- PROVIDED DATA:
■ ■ ■ ■ ■ ■ ■
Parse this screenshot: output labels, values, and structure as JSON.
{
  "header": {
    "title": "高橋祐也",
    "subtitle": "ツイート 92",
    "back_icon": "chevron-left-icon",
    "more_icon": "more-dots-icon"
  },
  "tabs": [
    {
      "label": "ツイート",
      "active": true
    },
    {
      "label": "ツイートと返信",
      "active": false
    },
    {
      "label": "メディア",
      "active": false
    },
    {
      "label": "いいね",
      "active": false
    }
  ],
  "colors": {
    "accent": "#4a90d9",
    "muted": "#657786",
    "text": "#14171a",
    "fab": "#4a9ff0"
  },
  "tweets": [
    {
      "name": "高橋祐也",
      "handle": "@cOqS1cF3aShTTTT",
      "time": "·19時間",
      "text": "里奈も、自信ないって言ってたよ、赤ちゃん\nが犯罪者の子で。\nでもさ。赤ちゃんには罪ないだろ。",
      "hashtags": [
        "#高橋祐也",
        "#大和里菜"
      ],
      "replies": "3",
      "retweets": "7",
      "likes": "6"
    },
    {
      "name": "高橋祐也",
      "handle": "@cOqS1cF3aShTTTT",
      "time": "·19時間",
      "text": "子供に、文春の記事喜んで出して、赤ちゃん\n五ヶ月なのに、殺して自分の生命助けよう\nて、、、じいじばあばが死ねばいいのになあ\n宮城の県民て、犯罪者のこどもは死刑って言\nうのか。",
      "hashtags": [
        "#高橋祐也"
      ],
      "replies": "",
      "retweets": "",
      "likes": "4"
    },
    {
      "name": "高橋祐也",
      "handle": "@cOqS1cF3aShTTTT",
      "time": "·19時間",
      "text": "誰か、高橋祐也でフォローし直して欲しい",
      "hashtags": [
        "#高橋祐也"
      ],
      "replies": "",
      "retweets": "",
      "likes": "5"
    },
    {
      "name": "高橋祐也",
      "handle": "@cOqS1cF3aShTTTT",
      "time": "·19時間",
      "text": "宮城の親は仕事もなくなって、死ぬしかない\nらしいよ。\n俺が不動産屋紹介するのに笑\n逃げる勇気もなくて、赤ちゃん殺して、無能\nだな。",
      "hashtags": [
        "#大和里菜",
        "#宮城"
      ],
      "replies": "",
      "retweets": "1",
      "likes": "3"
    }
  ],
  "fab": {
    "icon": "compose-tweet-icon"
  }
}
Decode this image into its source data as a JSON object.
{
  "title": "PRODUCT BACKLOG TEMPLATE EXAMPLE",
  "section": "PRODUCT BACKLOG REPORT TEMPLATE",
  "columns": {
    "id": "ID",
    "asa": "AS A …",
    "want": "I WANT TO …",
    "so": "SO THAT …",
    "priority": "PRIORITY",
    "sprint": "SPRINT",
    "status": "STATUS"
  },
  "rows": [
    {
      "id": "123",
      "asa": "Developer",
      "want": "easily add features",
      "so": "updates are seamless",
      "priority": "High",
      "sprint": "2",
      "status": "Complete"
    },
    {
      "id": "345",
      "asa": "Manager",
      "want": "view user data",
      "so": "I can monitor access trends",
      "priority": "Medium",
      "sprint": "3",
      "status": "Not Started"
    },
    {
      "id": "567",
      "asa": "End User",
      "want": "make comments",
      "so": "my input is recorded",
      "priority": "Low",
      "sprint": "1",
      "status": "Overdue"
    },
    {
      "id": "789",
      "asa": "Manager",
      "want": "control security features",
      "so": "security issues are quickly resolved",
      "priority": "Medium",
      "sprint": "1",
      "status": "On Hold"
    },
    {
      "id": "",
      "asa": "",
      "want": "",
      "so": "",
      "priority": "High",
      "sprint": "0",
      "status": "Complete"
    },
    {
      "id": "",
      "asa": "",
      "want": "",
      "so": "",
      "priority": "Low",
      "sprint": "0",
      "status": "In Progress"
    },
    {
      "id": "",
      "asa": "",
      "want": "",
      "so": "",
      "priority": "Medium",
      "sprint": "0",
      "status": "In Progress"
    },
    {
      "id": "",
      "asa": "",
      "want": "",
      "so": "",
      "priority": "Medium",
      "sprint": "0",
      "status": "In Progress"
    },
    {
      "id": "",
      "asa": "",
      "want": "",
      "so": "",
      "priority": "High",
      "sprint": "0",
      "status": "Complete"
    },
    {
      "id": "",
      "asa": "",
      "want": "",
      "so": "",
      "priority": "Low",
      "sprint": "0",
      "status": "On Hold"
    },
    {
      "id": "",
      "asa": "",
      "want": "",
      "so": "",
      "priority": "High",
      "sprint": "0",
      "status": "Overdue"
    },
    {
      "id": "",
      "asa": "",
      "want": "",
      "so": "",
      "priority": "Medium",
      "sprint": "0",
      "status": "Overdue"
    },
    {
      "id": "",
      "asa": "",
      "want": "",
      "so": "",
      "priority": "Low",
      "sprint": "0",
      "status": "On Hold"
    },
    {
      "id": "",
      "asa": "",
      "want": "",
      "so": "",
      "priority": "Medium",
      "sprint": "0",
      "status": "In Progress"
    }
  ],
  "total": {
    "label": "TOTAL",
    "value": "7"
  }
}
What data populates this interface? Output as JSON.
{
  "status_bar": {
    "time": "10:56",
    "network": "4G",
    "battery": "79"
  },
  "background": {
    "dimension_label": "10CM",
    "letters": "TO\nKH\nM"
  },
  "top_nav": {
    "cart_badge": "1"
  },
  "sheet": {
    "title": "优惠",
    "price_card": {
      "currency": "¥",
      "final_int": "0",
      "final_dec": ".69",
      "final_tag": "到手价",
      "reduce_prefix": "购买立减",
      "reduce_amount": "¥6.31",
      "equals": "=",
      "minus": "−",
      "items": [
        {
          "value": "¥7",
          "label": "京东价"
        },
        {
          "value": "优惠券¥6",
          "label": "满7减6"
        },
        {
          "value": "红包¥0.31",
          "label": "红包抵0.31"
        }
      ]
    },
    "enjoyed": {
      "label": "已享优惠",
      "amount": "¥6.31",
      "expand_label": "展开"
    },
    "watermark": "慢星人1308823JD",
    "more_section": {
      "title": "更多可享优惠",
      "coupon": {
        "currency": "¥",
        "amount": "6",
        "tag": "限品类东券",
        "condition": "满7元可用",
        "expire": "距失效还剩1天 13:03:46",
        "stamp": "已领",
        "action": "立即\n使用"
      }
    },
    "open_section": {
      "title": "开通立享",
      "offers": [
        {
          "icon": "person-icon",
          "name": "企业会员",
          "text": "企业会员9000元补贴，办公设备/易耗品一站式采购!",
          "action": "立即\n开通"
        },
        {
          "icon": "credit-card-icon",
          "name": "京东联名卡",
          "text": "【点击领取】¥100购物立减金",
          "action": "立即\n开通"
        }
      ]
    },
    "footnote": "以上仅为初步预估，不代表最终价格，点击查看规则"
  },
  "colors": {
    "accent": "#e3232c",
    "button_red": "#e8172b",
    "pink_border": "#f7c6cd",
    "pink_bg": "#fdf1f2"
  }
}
■ ■ ■ ■ ■ ■ ■
- YOUR OBJECTIVE: Every record above needs to be repeated word for word.

- TASK OUTPUT:
Parse this screenshot: output labels, values, and structure as JSON.
{
  "header": {
    "title": "高橋祐也",
    "subtitle": "ツイート 92",
    "back_icon": "chevron-left-icon",
    "more_icon": "more-dots-icon"
  },
  "tabs": [
    {
      "label": "ツイート",
      "active": true
    },
    {
      "label": "ツイートと返信",
      "active": false
    },
    {
      "label": "メディア",
      "active": false
    },
    {
      "label": "いいね",
      "active": false
    }
  ],
  "colors": {
    "accent": "#4a90d9",
    "muted": "#657786",
    "text": "#14171a",
    "fab": "#4a9ff0"
  },
  "tweets": [
    {
      "name": "高橋祐也",
      "handle": "@cOqS1cF3aShTTTT",
      "time": "·19時間",
      "text": "里奈も、自信ないって言ってたよ、赤ちゃん\nが犯罪者の子で。\nでもさ。赤ちゃんには罪ないだろ。",
      "hashtags": [
        "#高橋祐也",
        "#大和里菜"
      ],
      "replies": "3",
      "retweets": "7",
      "likes": "6"
    },
    {
      "name": "高橋祐也",
      "handle": "@cOqS1cF3aShTTTT",
      "time": "·19時間",
      "text": "子供に、文春の記事喜んで出して、赤ちゃん\n五ヶ月なのに、殺して自分の生命助けよう\nて、、、じいじばあばが死ねばいいのになあ\n宮城の県民て、犯罪者のこどもは死刑って言\nうのか。",
      "hashtags": [
        "#高橋祐也"
      ],
      "replies": "",
      "retweets": "",
      "likes": "4"
    },
    {
      "name": "高橋祐也",
      "handle": "@cOqS1cF3aShTTTT",
      "time": "·19時間",
      "text": "誰か、高橋祐也でフォローし直して欲しい",
      "hashtags": [
        "#高橋祐也"
      ],
      "replies": "",
      "retweets": "",
      "likes": "5"
    },
    {
      "name": "高橋祐也",
      "handle": "@cOqS1cF3aShTTTT",
      "time": "·19時間",
      "text": "宮城の親は仕事もなくなって、死ぬしかない\nらしいよ。\n俺が不動産屋紹介するのに笑\n逃げる勇気もなくて、赤ちゃん殺して、無能\nだな。",
      "hashtags": [
        "#大和里菜",
        "#宮城"
      ],
      "replies": "",
      "retweets": "1",
      "likes": "3"
    }
  ],
  "fab": {
    "icon": "compose-tweet-icon"
  }
}
Decode this image into its source data as a JSON object.
{
  "title": "PRODUCT BACKLOG TEMPLATE EXAMPLE",
  "section": "PRODUCT BACKLOG REPORT TEMPLATE",
  "columns": {
    "id": "ID",
    "asa": "AS A …",
    "want": "I WANT TO …",
    "so": "SO THAT …",
    "priority": "PRIORITY",
    "sprint": "SPRINT",
    "status": "STATUS"
  },
  "rows": [
    {
      "id": "123",
      "asa": "Developer",
      "want": "easily add features",
      "so": "updates are seamless",
      "priority": "High",
      "sprint": "2",
      "status": "Complete"
    },
    {
      "id": "345",
      "asa": "Manager",
      "want": "view user data",
      "so": "I can monitor access trends",
      "priority": "Medium",
      "sprint": "3",
      "status": "Not Started"
    },
    {
      "id": "567",
      "asa": "End User",
      "want": "make comments",
      "so": "my input is recorded",
      "priority": "Low",
      "sprint": "1",
      "status": "Overdue"
    },
    {
      "id": "789",
      "asa": "Manager",
      "want": "control security features",
      "so": "security issues are quickly resolved",
      "priority": "Medium",
      "sprint": "1",
      "status": "On Hold"
    },
    {
      "id": "",
      "asa": "",
      "want": "",
      "so": "",
      "priority": "High",
      "sprint": "0",
      "status": "Complete"
    },
    {
      "id": "",
      "asa": "",
      "want": "",
      "so": "",
      "priority": "Low",
      "sprint": "0",
      "status": "In Progress"
    },
    {
      "id": "",
      "asa": "",
      "want": "",
      "so": "",
      "priority": "Medium",
      "sprint": "0",
      "status": "In Progress"
    },
    {
      "id": "",
      "asa": "",
      "want": "",
      "so": "",
      "priority": "Medium",
      "sprint": "0",
      "status": "In Progress"
    },
    {
      "id": "",
      "asa": "",
      "want": "",
      "so": "",
      "priority": "High",
      "sprint": "0",
      "status": "Complete"
    },
    {
      "id": "",
      "asa": "",
      "want": "",
      "so": "",
      "priority": "Low",
      "sprint": "0",
      "status": "On Hold"
    },
    {
      "id": "",
      "asa": "",
      "want": "",
      "so": "",
      "priority": "High",
      "sprint": "0",
      "status": "Overdue"
    },
    {
      "id": "",
      "asa": "",
      "want": "",
      "so": "",
      "priority": "Medium",
      "sprint": "0",
      "status": "Overdue"
    },
    {
      "id": "",
      "asa": "",
      "want": "",
      "so": "",
      "priority": "Low",
      "sprint": "0",
      "status": "On Hold"
    },
    {
      "id": "",
      "asa": "",
      "want": "",
      "so": "",
      "priority": "Medium",
      "sprint": "0",
      "status": "In Progress"
    }
  ],
  "total": {
    "label": "TOTAL",
    "value": "7"
  }
}
What data populates this interface? Output as JSON.
{
  "status_bar": {
    "time": "10:56",
    "network": "4G",
    "battery": "79"
  },
  "background": {
    "dimension_label": "10CM",
    "letters": "TO\nKH\nM"
  },
  "top_nav": {
    "cart_badge": "1"
  },
  "sheet": {
    "title": "优惠",
    "price_card": {
      "currency": "¥",
      "final_int": "0",
      "final_dec": ".69",
      "final_tag": "到手价",
      "reduce_prefix": "购买立减",
      "reduce_amount": "¥6.31",
      "equals": "=",
      "minus": "−",
      "items": [
        {
          "value": "¥7",
          "label": "京东价"
        },
        {
          "value": "优惠券¥6",
          "label": "满7减6"
        },
        {
          "value": "红包¥0.31",
          "label": "红包抵0.31"
        }
      ]
    },
    "enjoyed": {
      "label": "已享优惠",
      "amount": "¥6.31",
      "expand_label": "展开"
    },
    "watermark": "慢星人1308823JD",
    "more_section": {
      "title": "更多可享优惠",
      "coupon": {
        "currency": "¥",
        "amount": "6",
        "tag": "限品类东券",
        "condition": "满7元可用",
        "expire": "距失效还剩1天 13:03:46",
        "stamp": "已领",
        "action": "立即\n使用"
      }
    },
    "open_section": {
      "title": "开通立享",
      "offers": [
        {
          "icon": "person-icon",
          "name": "企业会员",
          "text": "企业会员9000元补贴，办公设备/易耗品一站式采购!",
          "action": "立即\n开通"
        },
        {
          "icon": "credit-card-icon",
          "name": "京东联名卡",
          "text": "【点击领取】¥100购物立减金",
          "action": "立即\n开通"
        }
      ]
    },
    "footnote": "以上仅为初步预估，不代表最终价格，点击查看规则"
  },
  "colors": {
    "accent": "#e3232c",
    "button_red": "#e8172b",
    "pink_border": "#f7c6cd",
    "pink_bg": "#fdf1f2"
  }
}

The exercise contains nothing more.